● **GIVEN REQUEST**: Pull out every line below that holds the word "JSON".

--- start DATA FOR THE TASK ---

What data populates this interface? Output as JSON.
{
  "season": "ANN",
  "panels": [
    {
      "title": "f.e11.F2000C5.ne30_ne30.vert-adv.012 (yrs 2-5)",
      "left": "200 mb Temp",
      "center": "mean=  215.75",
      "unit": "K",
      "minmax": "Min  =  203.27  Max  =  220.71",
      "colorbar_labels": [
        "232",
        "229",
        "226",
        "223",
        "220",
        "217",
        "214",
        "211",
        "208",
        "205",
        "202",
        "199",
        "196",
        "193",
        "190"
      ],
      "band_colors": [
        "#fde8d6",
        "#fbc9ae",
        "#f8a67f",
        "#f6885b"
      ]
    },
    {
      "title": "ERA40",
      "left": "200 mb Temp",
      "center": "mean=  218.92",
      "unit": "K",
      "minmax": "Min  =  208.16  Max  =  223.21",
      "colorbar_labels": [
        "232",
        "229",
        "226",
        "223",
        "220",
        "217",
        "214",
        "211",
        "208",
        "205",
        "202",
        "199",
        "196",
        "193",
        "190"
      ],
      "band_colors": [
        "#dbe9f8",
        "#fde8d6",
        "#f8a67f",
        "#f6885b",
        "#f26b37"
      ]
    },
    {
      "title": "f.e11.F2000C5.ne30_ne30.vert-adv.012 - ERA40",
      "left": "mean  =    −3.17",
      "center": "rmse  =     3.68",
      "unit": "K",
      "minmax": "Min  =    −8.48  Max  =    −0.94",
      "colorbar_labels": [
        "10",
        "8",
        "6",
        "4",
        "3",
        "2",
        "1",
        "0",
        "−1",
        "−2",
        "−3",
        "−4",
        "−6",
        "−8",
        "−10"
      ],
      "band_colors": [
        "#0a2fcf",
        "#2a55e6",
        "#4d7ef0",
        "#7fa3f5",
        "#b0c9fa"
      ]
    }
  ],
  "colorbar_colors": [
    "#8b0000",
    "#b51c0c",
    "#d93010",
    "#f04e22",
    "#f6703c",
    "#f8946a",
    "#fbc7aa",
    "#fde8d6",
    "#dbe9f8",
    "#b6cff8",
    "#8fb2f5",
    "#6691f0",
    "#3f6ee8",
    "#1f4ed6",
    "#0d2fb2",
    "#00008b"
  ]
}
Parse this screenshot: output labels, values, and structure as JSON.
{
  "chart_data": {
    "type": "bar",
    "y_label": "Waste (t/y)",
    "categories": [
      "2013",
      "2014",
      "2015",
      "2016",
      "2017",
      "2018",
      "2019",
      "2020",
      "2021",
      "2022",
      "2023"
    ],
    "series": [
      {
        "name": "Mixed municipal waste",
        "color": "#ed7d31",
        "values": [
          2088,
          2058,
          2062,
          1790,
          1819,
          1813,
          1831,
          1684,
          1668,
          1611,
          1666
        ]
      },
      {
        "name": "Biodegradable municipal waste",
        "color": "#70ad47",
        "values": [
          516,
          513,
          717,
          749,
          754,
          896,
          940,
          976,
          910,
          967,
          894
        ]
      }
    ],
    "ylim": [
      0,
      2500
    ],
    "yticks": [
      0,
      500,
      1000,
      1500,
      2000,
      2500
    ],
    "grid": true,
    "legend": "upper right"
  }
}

--- end DATA FOR THE TASK ---

● **EXERCISE RESULT**:
What data populates this interface? Output as JSON.
Parse this screenshot: output labels, values, and structure as JSON.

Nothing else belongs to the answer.